Saved entries
** Start **
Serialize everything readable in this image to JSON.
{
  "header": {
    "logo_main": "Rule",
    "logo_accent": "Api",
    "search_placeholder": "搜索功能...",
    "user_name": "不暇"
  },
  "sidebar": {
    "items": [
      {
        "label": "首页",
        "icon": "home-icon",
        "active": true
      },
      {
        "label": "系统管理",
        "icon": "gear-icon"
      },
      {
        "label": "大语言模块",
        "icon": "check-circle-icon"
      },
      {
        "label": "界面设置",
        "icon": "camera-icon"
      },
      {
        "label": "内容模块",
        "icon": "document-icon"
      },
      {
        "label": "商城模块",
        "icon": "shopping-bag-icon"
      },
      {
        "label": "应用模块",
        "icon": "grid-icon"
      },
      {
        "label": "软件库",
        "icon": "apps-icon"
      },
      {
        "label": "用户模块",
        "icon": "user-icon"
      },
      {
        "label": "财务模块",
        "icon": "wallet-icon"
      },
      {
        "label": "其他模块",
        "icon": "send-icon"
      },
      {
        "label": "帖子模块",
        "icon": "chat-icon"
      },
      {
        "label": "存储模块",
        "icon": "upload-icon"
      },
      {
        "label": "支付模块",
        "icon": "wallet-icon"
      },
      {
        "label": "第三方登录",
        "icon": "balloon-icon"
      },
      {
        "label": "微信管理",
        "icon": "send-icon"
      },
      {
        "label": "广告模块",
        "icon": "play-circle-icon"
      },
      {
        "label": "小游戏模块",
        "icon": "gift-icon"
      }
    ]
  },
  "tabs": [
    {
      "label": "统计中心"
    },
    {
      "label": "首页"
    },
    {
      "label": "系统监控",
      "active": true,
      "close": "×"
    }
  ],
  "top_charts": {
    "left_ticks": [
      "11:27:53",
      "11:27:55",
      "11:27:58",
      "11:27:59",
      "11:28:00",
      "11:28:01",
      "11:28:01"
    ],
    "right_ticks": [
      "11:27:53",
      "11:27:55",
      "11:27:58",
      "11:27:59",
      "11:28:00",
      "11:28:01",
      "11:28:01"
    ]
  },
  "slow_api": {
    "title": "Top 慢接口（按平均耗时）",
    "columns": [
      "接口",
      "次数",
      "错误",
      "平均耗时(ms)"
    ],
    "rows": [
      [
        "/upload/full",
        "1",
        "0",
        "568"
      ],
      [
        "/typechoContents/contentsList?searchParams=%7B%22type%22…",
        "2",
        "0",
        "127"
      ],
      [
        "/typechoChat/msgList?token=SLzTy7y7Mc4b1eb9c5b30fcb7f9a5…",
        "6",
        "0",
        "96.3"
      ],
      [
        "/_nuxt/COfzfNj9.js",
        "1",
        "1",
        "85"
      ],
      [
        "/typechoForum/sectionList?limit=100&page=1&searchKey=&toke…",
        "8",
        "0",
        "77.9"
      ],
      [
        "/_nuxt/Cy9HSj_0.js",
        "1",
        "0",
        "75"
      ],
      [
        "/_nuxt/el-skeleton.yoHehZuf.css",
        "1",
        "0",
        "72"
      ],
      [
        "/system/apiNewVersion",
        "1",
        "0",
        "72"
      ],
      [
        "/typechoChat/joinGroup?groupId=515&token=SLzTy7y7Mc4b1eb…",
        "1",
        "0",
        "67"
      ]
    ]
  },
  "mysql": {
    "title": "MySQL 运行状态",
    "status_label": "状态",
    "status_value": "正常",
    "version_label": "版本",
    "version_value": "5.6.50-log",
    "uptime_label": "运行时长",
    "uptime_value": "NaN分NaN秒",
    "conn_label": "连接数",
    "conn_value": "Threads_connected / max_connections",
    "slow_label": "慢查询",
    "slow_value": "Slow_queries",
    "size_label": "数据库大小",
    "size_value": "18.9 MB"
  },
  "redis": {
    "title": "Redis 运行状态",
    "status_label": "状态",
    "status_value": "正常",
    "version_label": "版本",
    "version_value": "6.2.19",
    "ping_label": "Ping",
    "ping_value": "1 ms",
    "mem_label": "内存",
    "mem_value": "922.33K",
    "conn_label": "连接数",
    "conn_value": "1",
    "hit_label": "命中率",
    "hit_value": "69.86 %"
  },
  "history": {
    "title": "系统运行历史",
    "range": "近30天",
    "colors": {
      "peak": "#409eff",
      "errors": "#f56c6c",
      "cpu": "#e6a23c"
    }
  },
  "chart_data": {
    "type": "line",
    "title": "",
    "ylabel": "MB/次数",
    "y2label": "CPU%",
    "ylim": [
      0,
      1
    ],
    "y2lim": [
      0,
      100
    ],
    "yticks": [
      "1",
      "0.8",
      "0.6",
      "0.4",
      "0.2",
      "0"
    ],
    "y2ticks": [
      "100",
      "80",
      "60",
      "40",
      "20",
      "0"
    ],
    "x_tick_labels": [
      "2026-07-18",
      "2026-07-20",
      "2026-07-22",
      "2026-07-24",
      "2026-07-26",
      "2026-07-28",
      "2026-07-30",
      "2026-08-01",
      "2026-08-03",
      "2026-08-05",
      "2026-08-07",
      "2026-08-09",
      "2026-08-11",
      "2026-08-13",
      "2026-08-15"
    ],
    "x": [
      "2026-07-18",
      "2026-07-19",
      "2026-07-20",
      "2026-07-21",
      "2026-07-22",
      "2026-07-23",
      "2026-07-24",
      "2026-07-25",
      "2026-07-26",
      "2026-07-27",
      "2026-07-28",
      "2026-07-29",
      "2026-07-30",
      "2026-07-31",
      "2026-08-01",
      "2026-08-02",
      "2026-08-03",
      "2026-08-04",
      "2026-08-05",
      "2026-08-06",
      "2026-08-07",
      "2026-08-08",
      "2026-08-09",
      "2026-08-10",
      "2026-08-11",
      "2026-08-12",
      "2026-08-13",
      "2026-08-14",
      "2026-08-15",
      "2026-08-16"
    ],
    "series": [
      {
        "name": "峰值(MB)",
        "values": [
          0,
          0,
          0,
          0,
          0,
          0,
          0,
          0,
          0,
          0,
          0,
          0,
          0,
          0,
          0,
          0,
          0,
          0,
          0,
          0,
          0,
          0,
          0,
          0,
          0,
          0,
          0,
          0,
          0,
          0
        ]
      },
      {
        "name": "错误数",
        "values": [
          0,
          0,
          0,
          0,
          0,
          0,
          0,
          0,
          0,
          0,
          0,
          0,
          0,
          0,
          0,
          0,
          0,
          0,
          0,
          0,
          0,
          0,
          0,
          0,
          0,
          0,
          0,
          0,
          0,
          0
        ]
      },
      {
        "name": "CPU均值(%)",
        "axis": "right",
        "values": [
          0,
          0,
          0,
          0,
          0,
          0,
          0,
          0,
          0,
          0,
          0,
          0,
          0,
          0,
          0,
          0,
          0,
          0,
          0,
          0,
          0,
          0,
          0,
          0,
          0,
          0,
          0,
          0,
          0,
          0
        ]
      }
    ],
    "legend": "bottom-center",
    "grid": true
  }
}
** End **
- **Written problem**:
Restate the data above exactly, keeping each word as it stands.

- **Correct answer**:
Serialize everything readable in this image to JSON.
{
  "header": {
    "logo_main": "Rule",
    "logo_accent": "Api",
    "search_placeholder": "搜索功能...",
    "user_name": "不暇"
  },
  "sidebar": {
    "items": [
      {
        "label": "首页",
        "icon": "home-icon",
        "active": true
      },
      {
        "label": "系统管理",
        "icon": "gear-icon"
      },
      {
        "label": "大语言模块",
        "icon": "check-circle-icon"
      },
      {
        "label": "界面设置",
        "icon": "camera-icon"
      },
      {
        "label": "内容模块",
        "icon": "document-icon"
      },
      {
        "label": "商城模块",
        "icon": "shopping-bag-icon"
      },
      {
        "label": "应用模块",
        "icon": "grid-icon"
      },
      {
        "label": "软件库",
        "icon": "apps-icon"
      },
      {
        "label": "用户模块",
        "icon": "user-icon"
      },
      {
        "label": "财务模块",
        "icon": "wallet-icon"
      },
      {
        "label": "其他模块",
        "icon": "send-icon"
      },
      {
        "label": "帖子模块",
        "icon": "chat-icon"
      },
      {
        "label": "存储模块",
        "icon": "upload-icon"
      },
      {
        "label": "支付模块",
        "icon": "wallet-icon"
      },
      {
        "label": "第三方登录",
        "icon": "balloon-icon"
      },
      {
        "label": "微信管理",
        "icon": "send-icon"
      },
      {
        "label": "广告模块",
        "icon": "play-circle-icon"
      },
      {
        "label": "小游戏模块",
        "icon": "gift-icon"
      }
    ]
  },
  "tabs": [
    {
      "label": "统计中心"
    },
    {
      "label": "首页"
    },
    {
      "label": "系统监控",
      "active": true,
      "close": "×"
    }
  ],
  "top_charts": {
    "left_ticks": [
      "11:27:53",
      "11:27:55",
      "11:27:58",
      "11:27:59",
      "11:28:00",
      "11:28:01",
      "11:28:01"
    ],
    "right_ticks": [
      "11:27:53",
      "11:27:55",
      "11:27:58",
      "11:27:59",
      "11:28:00",
      "11:28:01",
      "11:28:01"
    ]
  },
  "slow_api": {
    "title": "Top 慢接口（按平均耗时）",
    "columns": [
      "接口",
      "次数",
      "错误",
      "平均耗时(ms)"
    ],
    "rows": [
      [
        "/upload/full",
        "1",
        "0",
        "568"
      ],
      [
        "/typechoContents/contentsList?searchParams=%7B%22type%22…",
        "2",
        "0",
        "127"
      ],
      [
        "/typechoChat/msgList?token=SLzTy7y7Mc4b1eb9c5b30fcb7f9a5…",
        "6",
        "0",
        "96.3"
      ],
      [
        "/_nuxt/COfzfNj9.js",
        "1",
        "1",
        "85"
      ],
      [
        "/typechoForum/sectionList?limit=100&page=1&searchKey=&toke…",
        "8",
        "0",
        "77.9"
      ],
      [
        "/_nuxt/Cy9HSj_0.js",
        "1",
        "0",
        "75"
      ],
      [
        "/_nuxt/el-skeleton.yoHehZuf.css",
        "1",
        "0",
        "72"
      ],
      [
        "/system/apiNewVersion",
        "1",
        "0",
        "72"
      ],
      [
        "/typechoChat/joinGroup?groupId=515&token=SLzTy7y7Mc4b1eb…",
        "1",
        "0",
        "67"
      ]
    ]
  },
  "mysql": {
    "title": "MySQL 运行状态",
    "status_label": "状态",
    "status_value": "正常",
    "version_label": "版本",
    "version_value": "5.6.50-log",
    "uptime_label": "运行时长",
    "uptime_value": "NaN分NaN秒",
    "conn_label": "连接数",
    "conn_value": "Threads_connected / max_connections",
    "slow_label": "慢查询",
    "slow_value": "Slow_queries",
    "size_label": "数据库大小",
    "size_value": "18.9 MB"
  },
  "redis": {
    "title": "Redis 运行状态",
    "status_label": "状态",
    "status_value": "正常",
    "version_label": "版本",
    "version_value": "6.2.19",
    "ping_label": "Ping",
    "ping_value": "1 ms",
    "mem_label": "内存",
    "mem_value": "922.33K",
    "conn_label": "连接数",
    "conn_value": "1",
    "hit_label": "命中率",
    "hit_value": "69.86 %"
  },
  "history": {
    "title": "系统运行历史",
    "range": "近30天",
    "colors": {
      "peak": "#409eff",
      "errors": "#f56c6c",
      "cpu": "#e6a23c"
    }
  },
  "chart_data": {
    "type": "line",
    "title": "",
    "ylabel": "MB/次数",
    "y2label": "CPU%",
    "ylim": [
      0,
      1
    ],
    "y2lim": [
      0,
      100
    ],
    "yticks": [
      "1",
      "0.8",
      "0.6",
      "0.4",
      "0.2",
      "0"
    ],
    "y2ticks": [
      "100",
      "80",
      "60",
      "40",
      "20",
      "0"
    ],
    "x_tick_labels": [
      "2026-07-18",
      "2026-07-20",
      "2026-07-22",
      "2026-07-24",
      "2026-07-26",
      "2026-07-28",
      "2026-07-30",
      "2026-08-01",
      "2026-08-03",
      "2026-08-05",
      "2026-08-07",
      "2026-08-09",
      "2026-08-11",
      "2026-08-13",
      "2026-08-15"
    ],
    "x": [
      "2026-07-18",
      "2026-07-19",
      "2026-07-20",
      "2026-07-21",
      "2026-07-22",
      "2026-07-23",
      "2026-07-24",
      "2026-07-25",
      "2026-07-26",
      "2026-07-27",
      "2026-07-28",
      "2026-07-29",
      "2026-07-30",
      "2026-07-31",
      "2026-08-01",
      "2026-08-02",
      "2026-08-03",
      "2026-08-04",
      "2026-08-05",
      "2026-08-06",
      "2026-08-07",
      "2026-08-08",
      "2026-08-09",
      "2026-08-10",
      "2026-08-11",
      "2026-08-12",
      "2026-08-13",
      "2026-08-14",
      "2026-08-15",
      "2026-08-16"
    ],
    "series": [
      {
        "name": "峰值(MB)",
        "values": [
          0,
          0,
          0,
          0,
          0,
          0,
          0,
          0,
          0,
          0,
          0,
          0,
          0,
          0,
          0,
          0,
          0,
          0,
          0,
          0,
          0,
          0,
          0,
          0,
          0,
          0,
          0,
          0,
          0,
          0
        ]
      },
      {
        "name": "错误数",
        "values": [
          0,
          0,
          0,
          0,
          0,
          0,
          0,
          0,
          0,
          0,
          0,
          0,
          0,
          0,
          0,
          0,
          0,
          0,
          0,
          0,
          0,
          0,
          0,
          0,
          0,
          0,
          0,
          0,
          0,
          0
        ]
      },
      {
        "name": "CPU均值(%)",
        "axis": "right",
        "values": [
          0,
          0,
          0,
          0,
          0,
          0,
          0,
          0,
          0,
          0,
          0,
          0,
          0,
          0,
          0,
          0,
          0,
          0,
          0,
          0,
          0,
          0,
          0,
          0,
          0,
          0,
          0,
          0,
          0,
          0
        ]
      }
    ],
    "legend": "bottom-center",
    "grid": true
  }
}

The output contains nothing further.